[RECORD EXTRACTS]:

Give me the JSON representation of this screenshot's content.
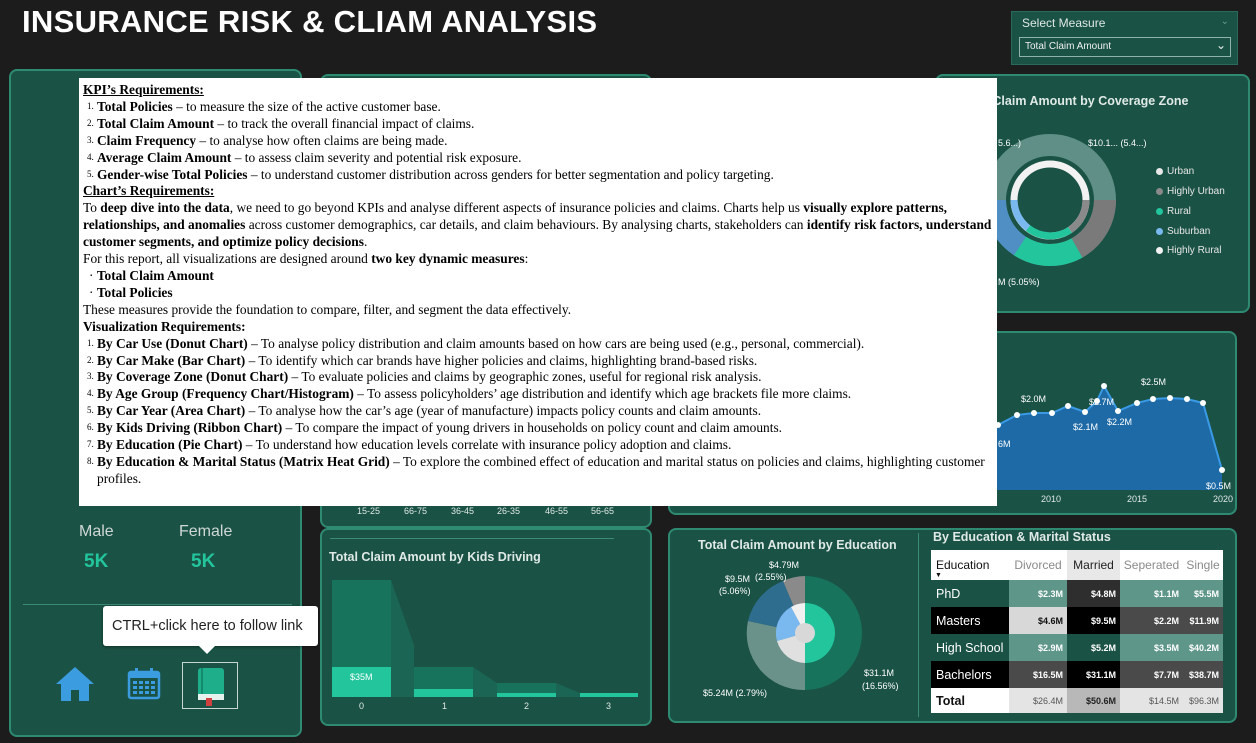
{
  "header": {
    "title": "INSURANCE RISK & CLIAM ANALYSIS"
  },
  "measure": {
    "label": "Select Measure",
    "value": "Total Claim Amount"
  },
  "doc": {
    "kpi_heading": "KPI’s Requirements:",
    "kpis": [
      {
        "n": "1.",
        "b": "Total Policies",
        "t": " – to measure the size of the active customer base."
      },
      {
        "n": "2.",
        "b": "Total Claim Amount",
        "t": " – to track the overall financial impact of claims."
      },
      {
        "n": "3.",
        "b": "Claim Frequency",
        "t": " – to analyse how often claims are being made."
      },
      {
        "n": "4.",
        "b": "Average Claim Amount",
        "t": " – to assess claim severity and potential risk exposure."
      },
      {
        "n": "5.",
        "b": "Gender-wise Total Policies",
        "t": " – to understand customer distribution across genders for better segmentation and policy targeting."
      }
    ],
    "chart_heading": "Chart’s Requirements:",
    "intro": [
      {
        "t": "To "
      },
      {
        "b": "deep dive into the data"
      },
      {
        "t": ", we need to go beyond KPIs and analyse different aspects of insurance policies and claims. Charts help us "
      },
      {
        "b": "visually explore patterns, relationships, and anomalies"
      },
      {
        "t": " across customer demographics, car details, and claim behaviours. By analysing charts, stakeholders can "
      },
      {
        "b": "identify risk factors, understand customer segments, and optimize policy decisions"
      },
      {
        "t": "."
      }
    ],
    "measures_pre": "For this report, all visualizations are designed around ",
    "measures_bold": "two key dynamic measures",
    "measures_post": ":",
    "bullets": [
      "Total Claim Amount",
      "Total Policies"
    ],
    "measures_note": "These measures provide the foundation to compare, filter, and segment the data effectively.",
    "viz_heading": "Visualization Requirements:",
    "viz": [
      {
        "n": "1.",
        "b": "By Car Use (Donut Chart)",
        "t": " – To analyse policy distribution and claim amounts based on how cars are being used (e.g., personal, commercial)."
      },
      {
        "n": "2.",
        "b": "By Car Make (Bar Chart)",
        "t": " – To identify which car brands have higher policies and claims, highlighting brand-based risks."
      },
      {
        "n": "3.",
        "b": "By Coverage Zone (Donut Chart)",
        "t": " – To evaluate policies and claims by geographic zones, useful for regional risk analysis."
      },
      {
        "n": "4.",
        "b": "By Age Group (Frequency Chart/Histogram)",
        "t": " – To assess policyholders’ age distribution and identify which age brackets file more claims."
      },
      {
        "n": "5.",
        "b": "By Car Year (Area Chart)",
        "t": " – To analyse how the car’s age (year of manufacture) impacts policy counts and claim amounts."
      },
      {
        "n": "6.",
        "b": "By Kids Driving (Ribbon Chart)",
        "t": " – To compare the impact of young drivers in households on policy count and claim amounts."
      },
      {
        "n": "7.",
        "b": "By Education (Pie Chart)",
        "t": " – To understand how education levels correlate with insurance policy adoption and claims."
      },
      {
        "n": "8.",
        "b": "By Education & Marital Status (Matrix Heat Grid)",
        "t": " – To explore the combined effect of education and marital status on policies and claims, highlighting customer profiles."
      }
    ]
  },
  "gender": {
    "male_label": "Male",
    "female_label": "Female",
    "male_value": "5K",
    "female_value": "5K"
  },
  "tooltip": {
    "text": "CTRL+click here to follow link"
  },
  "nav": {
    "home": "home-icon",
    "calendar": "calendar-icon",
    "book": "book-icon"
  },
  "age_axis": [
    "15-25",
    "66-75",
    "36-45",
    "26-35",
    "46-55",
    "56-65"
  ],
  "coverage": {
    "title": "Total Claim Amount by Coverage Zone",
    "labels": [
      "5.6...)",
      "$10.1... (5.4...)",
      "M (5.05%)"
    ],
    "legend": [
      {
        "name": "Urban",
        "color": "#e8e8e8"
      },
      {
        "name": "Highly Urban",
        "color": "#8a8a8a"
      },
      {
        "name": "Rural",
        "color": "#22c59c"
      },
      {
        "name": "Suburban",
        "color": "#7ab8f0"
      },
      {
        "name": "Highly Rural",
        "color": "#f2f2f2"
      }
    ]
  },
  "car_year": {
    "labels": [
      "$2.0M",
      "$2.7M",
      "$2.1M",
      "$2.2M",
      "$2.5M",
      "$0.5M",
      "6M"
    ],
    "x_ticks": [
      "2010",
      "2015",
      "2020"
    ]
  },
  "kids": {
    "title": "Total Claim Amount by Kids Driving",
    "bar_label": "$35M",
    "x_ticks": [
      "0",
      "1",
      "2",
      "3"
    ]
  },
  "education": {
    "title": "Total Claim Amount by Education",
    "labels": {
      "top": "$4.79M",
      "top_pct": "(2.55%)",
      "left": "$9.5M",
      "left_pct": "(5.06%)",
      "right": "$31.1M",
      "right_pct": "(16.56%)",
      "bottom": "$5.24M (2.79%)"
    }
  },
  "matrix": {
    "title": "By Education & Marital Status",
    "columns": [
      "Education",
      "Divorced",
      "Married",
      "Seperated",
      "Single"
    ],
    "rows": [
      {
        "label": "PhD",
        "values": [
          "$2.3M",
          "$4.8M",
          "$1.1M",
          "$5.5M"
        ]
      },
      {
        "label": "Masters",
        "values": [
          "$4.6M",
          "$9.5M",
          "$2.2M",
          "$11.9M"
        ]
      },
      {
        "label": "High School",
        "values": [
          "$2.9M",
          "$5.2M",
          "$3.5M",
          "$40.2M"
        ]
      },
      {
        "label": "Bachelors",
        "values": [
          "$16.5M",
          "$31.1M",
          "$7.7M",
          "$38.7M"
        ]
      }
    ],
    "total": {
      "label": "Total",
      "values": [
        "$26.4M",
        "$50.6M",
        "$14.5M",
        "$96.3M"
      ]
    }
  },
  "colors": {
    "panel": "#1a5245",
    "border": "#2f8a72",
    "accent": "#22c59c",
    "area": "#1d6aa6"
  }
}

[DIRECTIVE]: Skip the pictures and transcribe the rest of the records exactly.

[SOLUTION TO THIS TASK]:
Give me the JSON representation of this screenshot's content.
{
  "header": {
    "title": "INSURANCE RISK & CLIAM ANALYSIS"
  },
  "measure": {
    "label": "Select Measure",
    "value": "Total Claim Amount"
  },
  "doc": {
    "kpi_heading": "KPI’s Requirements:",
    "kpis": [
      {
        "n": "1.",
        "b": "Total Policies",
        "t": " – to measure the size of the active customer base."
      },
      {
        "n": "2.",
        "b": "Total Claim Amount",
        "t": " – to track the overall financial impact of claims."
      },
      {
        "n": "3.",
        "b": "Claim Frequency",
        "t": " – to analyse how often claims are being made."
      },
      {
        "n": "4.",
        "b": "Average Claim Amount",
        "t": " – to assess claim severity and potential risk exposure."
      },
      {
        "n": "5.",
        "b": "Gender-wise Total Policies",
        "t": " – to understand customer distribution across genders for better segmentation and policy targeting."
      }
    ],
    "chart_heading": "Chart’s Requirements:",
    "intro": [
      {
        "t": "To "
      },
      {
        "b": "deep dive into the data"
      },
      {
        "t": ", we need to go beyond KPIs and analyse different aspects of insurance policies and claims. Charts help us "
      },
      {
        "b": "visually explore patterns, relationships, and anomalies"
      },
      {
        "t": " across customer demographics, car details, and claim behaviours. By analysing charts, stakeholders can "
      },
      {
        "b": "identify risk factors, understand customer segments, and optimize policy decisions"
      },
      {
        "t": "."
      }
    ],
    "measures_pre": "For this report, all visualizations are designed around ",
    "measures_bold": "two key dynamic measures",
    "measures_post": ":",
    "bullets": [
      "Total Claim Amount",
      "Total Policies"
    ],
    "measures_note": "These measures provide the foundation to compare, filter, and segment the data effectively.",
    "viz_heading": "Visualization Requirements:",
    "viz": [
      {
        "n": "1.",
        "b": "By Car Use (Donut Chart)",
        "t": " – To analyse policy distribution and claim amounts based on how cars are being used (e.g., personal, commercial)."
      },
      {
        "n": "2.",
        "b": "By Car Make (Bar Chart)",
        "t": " – To identify which car brands have higher policies and claims, highlighting brand-based risks."
      },
      {
        "n": "3.",
        "b": "By Coverage Zone (Donut Chart)",
        "t": " – To evaluate policies and claims by geographic zones, useful for regional risk analysis."
      },
      {
        "n": "4.",
        "b": "By Age Group (Frequency Chart/Histogram)",
        "t": " – To assess policyholders’ age distribution and identify which age brackets file more claims."
      },
      {
        "n": "5.",
        "b": "By Car Year (Area Chart)",
        "t": " – To analyse how the car’s age (year of manufacture) impacts policy counts and claim amounts."
      },
      {
        "n": "6.",
        "b": "By Kids Driving (Ribbon Chart)",
        "t": " – To compare the impact of young drivers in households on policy count and claim amounts."
      },
      {
        "n": "7.",
        "b": "By Education (Pie Chart)",
        "t": " – To understand how education levels correlate with insurance policy adoption and claims."
      },
      {
        "n": "8.",
        "b": "By Education & Marital Status (Matrix Heat Grid)",
        "t": " – To explore the combined effect of education and marital status on policies and claims, highlighting customer profiles."
      }
    ]
  },
  "gender": {
    "male_label": "Male",
    "female_label": "Female",
    "male_value": "5K",
    "female_value": "5K"
  },
  "tooltip": {
    "text": "CTRL+click here to follow link"
  },
  "nav": {
    "home": "home-icon",
    "calendar": "calendar-icon",
    "book": "book-icon"
  },
  "age_axis": [
    "15-25",
    "66-75",
    "36-45",
    "26-35",
    "46-55",
    "56-65"
  ],
  "coverage": {
    "title": "Total Claim Amount by Coverage Zone",
    "labels": [
      "5.6...)",
      "$10.1... (5.4...)",
      "M (5.05%)"
    ],
    "legend": [
      {
        "name": "Urban",
        "color": "#e8e8e8"
      },
      {
        "name": "Highly Urban",
        "color": "#8a8a8a"
      },
      {
        "name": "Rural",
        "color": "#22c59c"
      },
      {
        "name": "Suburban",
        "color": "#7ab8f0"
      },
      {
        "name": "Highly Rural",
        "color": "#f2f2f2"
      }
    ]
  },
  "car_year": {
    "labels": [
      "$2.0M",
      "$2.7M",
      "$2.1M",
      "$2.2M",
      "$2.5M",
      "$0.5M",
      "6M"
    ],
    "x_ticks": [
      "2010",
      "2015",
      "2020"
    ]
  },
  "kids": {
    "title": "Total Claim Amount by Kids Driving",
    "bar_label": "$35M",
    "x_ticks": [
      "0",
      "1",
      "2",
      "3"
    ]
  },
  "education": {
    "title": "Total Claim Amount by Education",
    "labels": {
      "top": "$4.79M",
      "top_pct": "(2.55%)",
      "left": "$9.5M",
      "left_pct": "(5.06%)",
      "right": "$31.1M",
      "right_pct": "(16.56%)",
      "bottom": "$5.24M (2.79%)"
    }
  },
  "matrix": {
    "title": "By Education & Marital Status",
    "columns": [
      "Education",
      "Divorced",
      "Married",
      "Seperated",
      "Single"
    ],
    "rows": [
      {
        "label": "PhD",
        "values": [
          "$2.3M",
          "$4.8M",
          "$1.1M",
          "$5.5M"
        ]
      },
      {
        "label": "Masters",
        "values": [
          "$4.6M",
          "$9.5M",
          "$2.2M",
          "$11.9M"
        ]
      },
      {
        "label": "High School",
        "values": [
          "$2.9M",
          "$5.2M",
          "$3.5M",
          "$40.2M"
        ]
      },
      {
        "label": "Bachelors",
        "values": [
          "$16.5M",
          "$31.1M",
          "$7.7M",
          "$38.7M"
        ]
      }
    ],
    "total": {
      "label": "Total",
      "values": [
        "$26.4M",
        "$50.6M",
        "$14.5M",
        "$96.3M"
      ]
    }
  },
  "colors": {
    "panel": "#1a5245",
    "border": "#2f8a72",
    "accent": "#22c59c",
    "area": "#1d6aa6"
  }
}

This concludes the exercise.